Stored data

____

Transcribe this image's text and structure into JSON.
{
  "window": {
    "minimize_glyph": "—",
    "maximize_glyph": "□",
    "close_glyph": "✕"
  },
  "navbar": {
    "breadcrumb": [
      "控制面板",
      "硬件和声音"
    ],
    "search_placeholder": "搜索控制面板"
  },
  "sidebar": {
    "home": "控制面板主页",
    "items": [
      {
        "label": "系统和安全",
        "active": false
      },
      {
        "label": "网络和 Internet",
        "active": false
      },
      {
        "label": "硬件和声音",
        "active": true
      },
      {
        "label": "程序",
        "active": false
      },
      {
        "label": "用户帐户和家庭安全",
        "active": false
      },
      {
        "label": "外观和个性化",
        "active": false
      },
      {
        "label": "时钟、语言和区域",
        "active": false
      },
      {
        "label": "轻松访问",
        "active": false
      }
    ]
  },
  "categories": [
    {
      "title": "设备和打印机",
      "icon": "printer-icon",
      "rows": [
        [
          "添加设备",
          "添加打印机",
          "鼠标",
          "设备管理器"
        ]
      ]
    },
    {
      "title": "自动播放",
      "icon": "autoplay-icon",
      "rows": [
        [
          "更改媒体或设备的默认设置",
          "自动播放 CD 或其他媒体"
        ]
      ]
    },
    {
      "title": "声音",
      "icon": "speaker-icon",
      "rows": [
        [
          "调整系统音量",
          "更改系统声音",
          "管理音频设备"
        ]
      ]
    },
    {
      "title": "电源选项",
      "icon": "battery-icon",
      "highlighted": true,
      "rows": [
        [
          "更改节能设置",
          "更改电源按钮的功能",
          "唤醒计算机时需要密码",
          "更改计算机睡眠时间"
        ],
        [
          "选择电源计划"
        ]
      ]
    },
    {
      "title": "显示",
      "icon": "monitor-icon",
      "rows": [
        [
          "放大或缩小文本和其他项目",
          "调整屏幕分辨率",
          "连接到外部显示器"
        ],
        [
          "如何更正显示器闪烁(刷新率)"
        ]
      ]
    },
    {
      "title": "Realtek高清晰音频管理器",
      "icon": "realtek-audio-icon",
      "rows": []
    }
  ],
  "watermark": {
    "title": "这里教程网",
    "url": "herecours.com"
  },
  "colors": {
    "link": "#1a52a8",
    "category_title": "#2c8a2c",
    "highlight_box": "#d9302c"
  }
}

____

■ DO THIS ■
Type out all of the material again, word for word.

■ EXERCISE RESULT ■
Transcribe this image's text and structure into JSON.
{
  "window": {
    "minimize_glyph": "—",
    "maximize_glyph": "□",
    "close_glyph": "✕"
  },
  "navbar": {
    "breadcrumb": [
      "控制面板",
      "硬件和声音"
    ],
    "search_placeholder": "搜索控制面板"
  },
  "sidebar": {
    "home": "控制面板主页",
    "items": [
      {
        "label": "系统和安全",
        "active": false
      },
      {
        "label": "网络和 Internet",
        "active": false
      },
      {
        "label": "硬件和声音",
        "active": true
      },
      {
        "label": "程序",
        "active": false
      },
      {
        "label": "用户帐户和家庭安全",
        "active": false
      },
      {
        "label": "外观和个性化",
        "active": false
      },
      {
        "label": "时钟、语言和区域",
        "active": false
      },
      {
        "label": "轻松访问",
        "active": false
      }
    ]
  },
  "categories": [
    {
      "title": "设备和打印机",
      "icon": "printer-icon",
      "rows": [
        [
          "添加设备",
          "添加打印机",
          "鼠标",
          "设备管理器"
        ]
      ]
    },
    {
      "title": "自动播放",
      "icon": "autoplay-icon",
      "rows": [
        [
          "更改媒体或设备的默认设置",
          "自动播放 CD 或其他媒体"
        ]
      ]
    },
    {
      "title": "声音",
      "icon": "speaker-icon",
      "rows": [
        [
          "调整系统音量",
          "更改系统声音",
          "管理音频设备"
        ]
      ]
    },
    {
      "title": "电源选项",
      "icon": "battery-icon",
      "highlighted": true,
      "rows": [
        [
          "更改节能设置",
          "更改电源按钮的功能",
          "唤醒计算机时需要密码",
          "更改计算机睡眠时间"
        ],
        [
          "选择电源计划"
        ]
      ]
    },
    {
      "title": "显示",
      "icon": "monitor-icon",
      "rows": [
        [
          "放大或缩小文本和其他项目",
          "调整屏幕分辨率",
          "连接到外部显示器"
        ],
        [
          "如何更正显示器闪烁(刷新率)"
        ]
      ]
    },
    {
      "title": "Realtek高清晰音频管理器",
      "icon": "realtek-audio-icon",
      "rows": []
    }
  ],
  "watermark": {
    "title": "这里教程网",
    "url": "herecours.com"
  },
  "colors": {
    "link": "#1a52a8",
    "category_title": "#2c8a2c",
    "highlight_box": "#d9302c"
  }
}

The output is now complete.